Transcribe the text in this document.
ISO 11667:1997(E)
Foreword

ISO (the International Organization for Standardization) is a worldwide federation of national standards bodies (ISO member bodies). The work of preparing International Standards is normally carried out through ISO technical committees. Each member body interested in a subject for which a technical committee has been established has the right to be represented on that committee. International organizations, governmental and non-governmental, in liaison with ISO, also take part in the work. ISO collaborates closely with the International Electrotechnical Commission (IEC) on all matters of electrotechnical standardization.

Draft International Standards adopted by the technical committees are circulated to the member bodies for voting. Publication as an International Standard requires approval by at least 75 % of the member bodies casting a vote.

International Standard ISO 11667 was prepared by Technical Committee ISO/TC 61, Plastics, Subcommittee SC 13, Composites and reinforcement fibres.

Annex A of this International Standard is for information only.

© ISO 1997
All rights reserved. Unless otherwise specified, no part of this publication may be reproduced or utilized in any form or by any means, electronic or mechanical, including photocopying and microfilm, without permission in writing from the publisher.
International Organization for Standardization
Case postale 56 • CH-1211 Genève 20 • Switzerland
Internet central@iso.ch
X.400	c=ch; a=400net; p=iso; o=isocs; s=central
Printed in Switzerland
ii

# Your objective:
Go through the records above, find every line with the word "part", and list those lines.

# Response to the exercise:
ISO (the International Organization for Standardization) is a worldwide federation of national standards bodies (ISO member bodies). The work of preparing International Standards is normally carried out through ISO technical committees. Each member body interested in a subject for which a technical committee has been established has the right to be represented on that committee. International organizations, governmental and non-governmental, in liaison with ISO, also take part in the work. ISO collaborates closely with the International Electrotechnical Commission (IEC) on all matters of electrotechnical standardization.
All rights reserved. Unless otherwise specified, no part of this publication may be reproduced or utilized in any form or by any means, electronic or mechanical, including photocopying and microfilm, without permission in writing from the publisher.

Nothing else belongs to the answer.